TASK TO COMPLETE | Write out every line below that includes the word "base".

TASK INPUT |

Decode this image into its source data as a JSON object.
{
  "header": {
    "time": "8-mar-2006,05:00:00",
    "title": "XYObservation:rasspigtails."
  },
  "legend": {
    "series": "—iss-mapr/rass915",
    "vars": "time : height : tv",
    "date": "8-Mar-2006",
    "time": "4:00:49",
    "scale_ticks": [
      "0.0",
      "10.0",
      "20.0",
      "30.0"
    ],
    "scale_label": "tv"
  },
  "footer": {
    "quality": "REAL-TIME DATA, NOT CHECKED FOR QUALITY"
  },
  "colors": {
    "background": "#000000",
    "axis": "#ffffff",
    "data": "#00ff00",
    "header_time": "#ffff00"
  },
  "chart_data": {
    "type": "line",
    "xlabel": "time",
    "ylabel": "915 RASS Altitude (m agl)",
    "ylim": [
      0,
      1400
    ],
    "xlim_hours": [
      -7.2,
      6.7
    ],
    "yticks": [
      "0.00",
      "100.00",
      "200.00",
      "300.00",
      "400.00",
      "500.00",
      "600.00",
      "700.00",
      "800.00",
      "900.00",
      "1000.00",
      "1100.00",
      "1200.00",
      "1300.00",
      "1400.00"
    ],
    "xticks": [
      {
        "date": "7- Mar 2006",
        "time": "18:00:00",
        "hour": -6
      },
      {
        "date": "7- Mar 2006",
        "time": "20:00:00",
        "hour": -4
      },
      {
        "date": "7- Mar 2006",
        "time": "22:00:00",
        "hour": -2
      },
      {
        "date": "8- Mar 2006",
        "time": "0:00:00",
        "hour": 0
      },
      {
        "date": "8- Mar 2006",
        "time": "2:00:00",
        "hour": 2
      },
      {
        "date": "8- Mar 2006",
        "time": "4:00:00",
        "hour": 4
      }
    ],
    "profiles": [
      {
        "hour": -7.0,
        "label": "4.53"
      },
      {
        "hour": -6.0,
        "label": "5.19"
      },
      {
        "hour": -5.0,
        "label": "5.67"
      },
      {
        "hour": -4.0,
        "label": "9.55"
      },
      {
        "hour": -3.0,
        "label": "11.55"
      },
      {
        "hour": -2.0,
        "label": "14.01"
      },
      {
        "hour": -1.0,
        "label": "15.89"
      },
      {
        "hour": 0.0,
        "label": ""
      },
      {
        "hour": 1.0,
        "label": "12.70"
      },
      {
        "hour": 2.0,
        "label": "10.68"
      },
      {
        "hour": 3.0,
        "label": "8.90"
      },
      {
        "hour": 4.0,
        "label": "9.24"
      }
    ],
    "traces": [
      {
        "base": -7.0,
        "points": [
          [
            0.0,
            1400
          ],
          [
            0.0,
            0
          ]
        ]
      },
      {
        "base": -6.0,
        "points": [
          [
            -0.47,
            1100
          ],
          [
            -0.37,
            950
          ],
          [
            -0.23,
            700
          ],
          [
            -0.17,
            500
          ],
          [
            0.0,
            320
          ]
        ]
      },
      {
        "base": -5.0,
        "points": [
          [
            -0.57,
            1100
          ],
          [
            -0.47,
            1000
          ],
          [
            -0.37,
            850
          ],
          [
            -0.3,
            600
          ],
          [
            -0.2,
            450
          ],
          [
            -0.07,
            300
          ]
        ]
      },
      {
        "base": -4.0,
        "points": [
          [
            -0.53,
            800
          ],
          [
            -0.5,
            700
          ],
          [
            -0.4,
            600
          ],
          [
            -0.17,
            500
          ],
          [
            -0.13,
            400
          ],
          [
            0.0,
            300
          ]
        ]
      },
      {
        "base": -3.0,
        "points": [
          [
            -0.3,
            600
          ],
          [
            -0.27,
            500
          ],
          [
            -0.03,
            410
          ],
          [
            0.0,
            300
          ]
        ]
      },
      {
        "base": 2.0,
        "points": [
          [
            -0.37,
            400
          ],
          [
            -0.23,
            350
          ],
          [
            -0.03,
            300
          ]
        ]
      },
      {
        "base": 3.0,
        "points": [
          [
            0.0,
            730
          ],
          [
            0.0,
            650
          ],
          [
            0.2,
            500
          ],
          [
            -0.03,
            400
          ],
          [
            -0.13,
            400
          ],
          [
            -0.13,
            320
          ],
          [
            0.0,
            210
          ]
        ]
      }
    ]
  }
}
...
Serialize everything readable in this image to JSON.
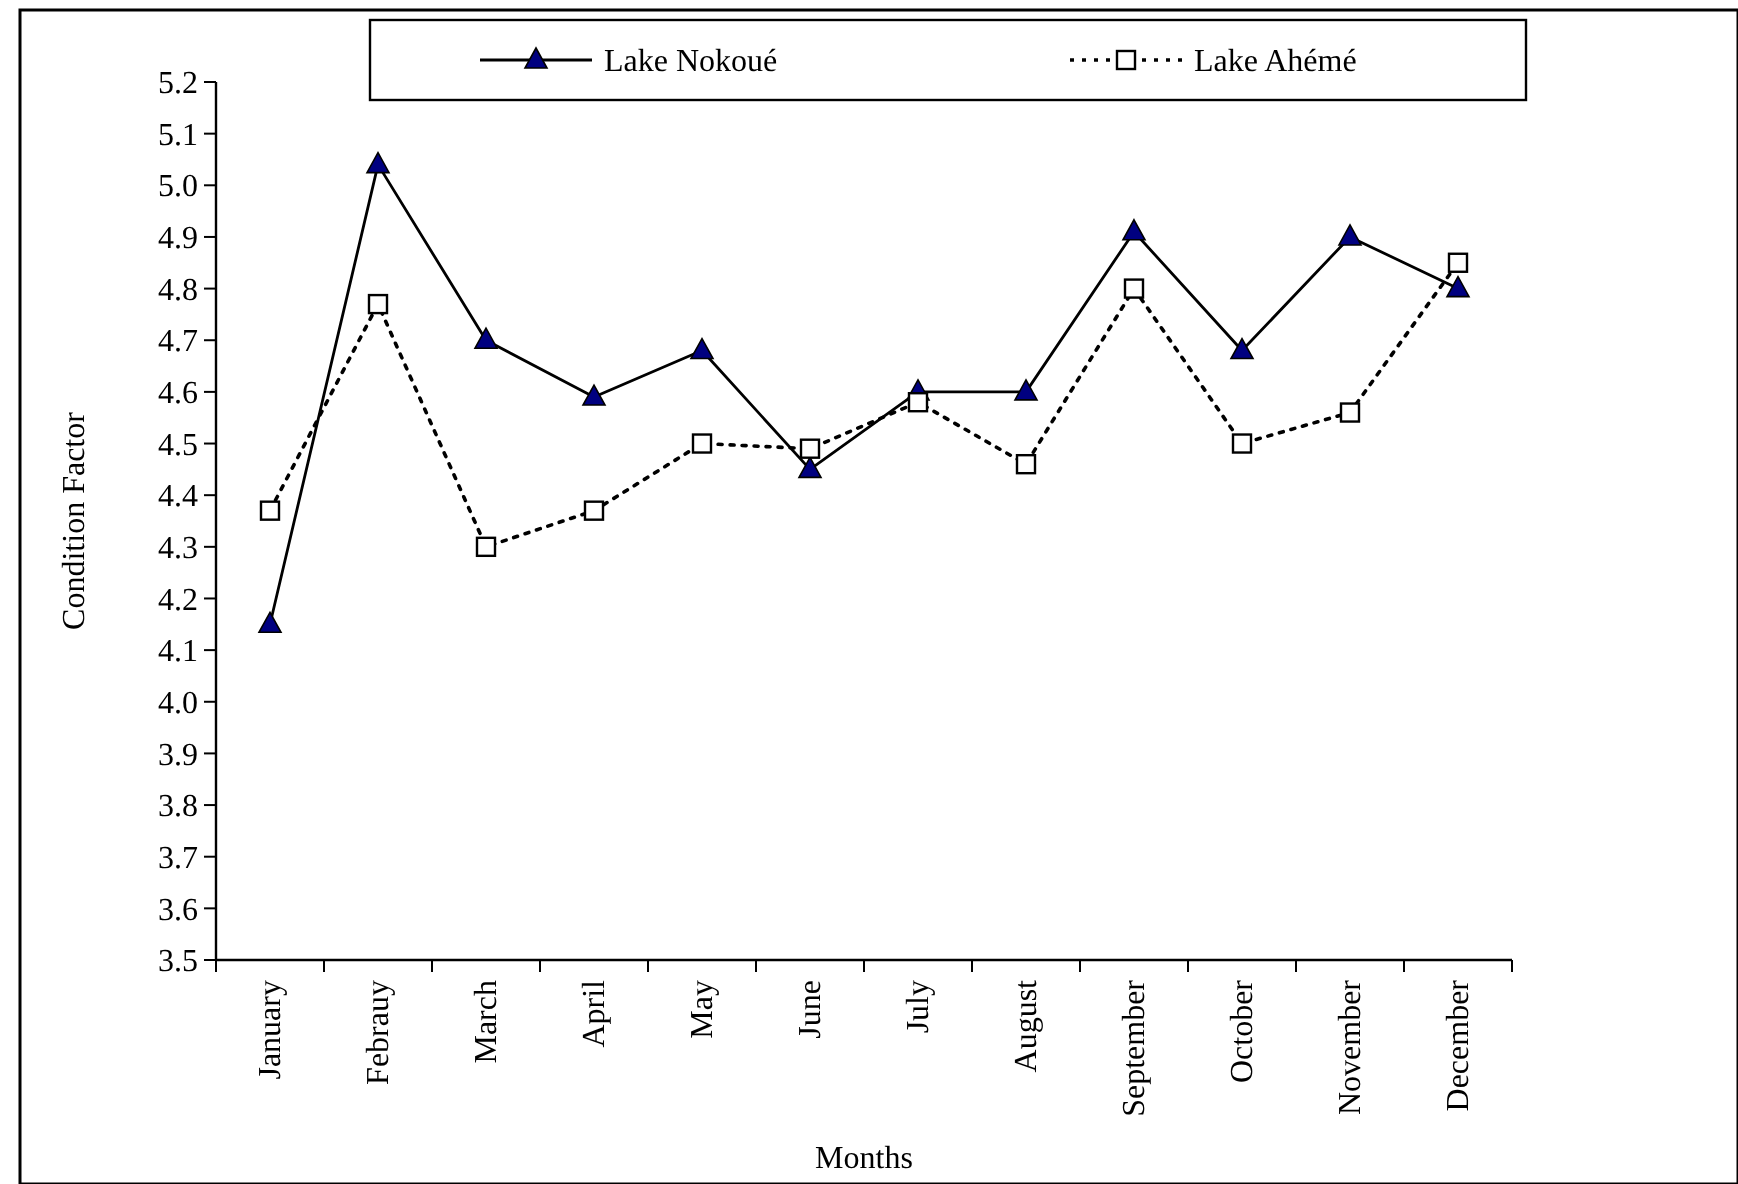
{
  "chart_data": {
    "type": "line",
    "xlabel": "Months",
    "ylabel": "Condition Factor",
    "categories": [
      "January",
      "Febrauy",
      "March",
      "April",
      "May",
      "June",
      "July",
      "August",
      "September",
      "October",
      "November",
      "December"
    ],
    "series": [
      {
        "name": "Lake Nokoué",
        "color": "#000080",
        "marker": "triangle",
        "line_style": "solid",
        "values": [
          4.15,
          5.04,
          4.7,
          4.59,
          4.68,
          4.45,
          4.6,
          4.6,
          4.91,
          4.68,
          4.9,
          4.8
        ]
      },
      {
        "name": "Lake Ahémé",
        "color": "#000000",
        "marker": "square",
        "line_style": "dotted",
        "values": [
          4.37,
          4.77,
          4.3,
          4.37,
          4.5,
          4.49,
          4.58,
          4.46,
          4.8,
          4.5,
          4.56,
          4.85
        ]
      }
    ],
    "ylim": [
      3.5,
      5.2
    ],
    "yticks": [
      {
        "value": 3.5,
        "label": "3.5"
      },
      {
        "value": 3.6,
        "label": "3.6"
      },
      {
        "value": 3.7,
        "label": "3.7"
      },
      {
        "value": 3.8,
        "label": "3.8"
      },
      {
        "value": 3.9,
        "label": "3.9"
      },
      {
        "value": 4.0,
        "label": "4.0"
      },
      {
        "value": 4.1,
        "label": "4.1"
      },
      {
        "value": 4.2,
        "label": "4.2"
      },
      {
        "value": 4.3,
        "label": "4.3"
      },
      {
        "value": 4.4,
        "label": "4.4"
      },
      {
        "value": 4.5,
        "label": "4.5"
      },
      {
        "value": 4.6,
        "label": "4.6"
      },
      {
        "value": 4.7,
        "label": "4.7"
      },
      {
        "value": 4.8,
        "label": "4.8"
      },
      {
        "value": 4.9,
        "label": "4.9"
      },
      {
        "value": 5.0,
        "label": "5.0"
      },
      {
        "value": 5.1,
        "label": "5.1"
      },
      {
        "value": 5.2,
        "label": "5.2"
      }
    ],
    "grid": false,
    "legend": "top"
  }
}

SOLVED PROBLEM |
        "base": -7.0,
        "base": -6.0,
        "base": -5.0,
        "base": -4.0,
        "base": -3.0,
        "base": 2.0,
        "base": 3.0,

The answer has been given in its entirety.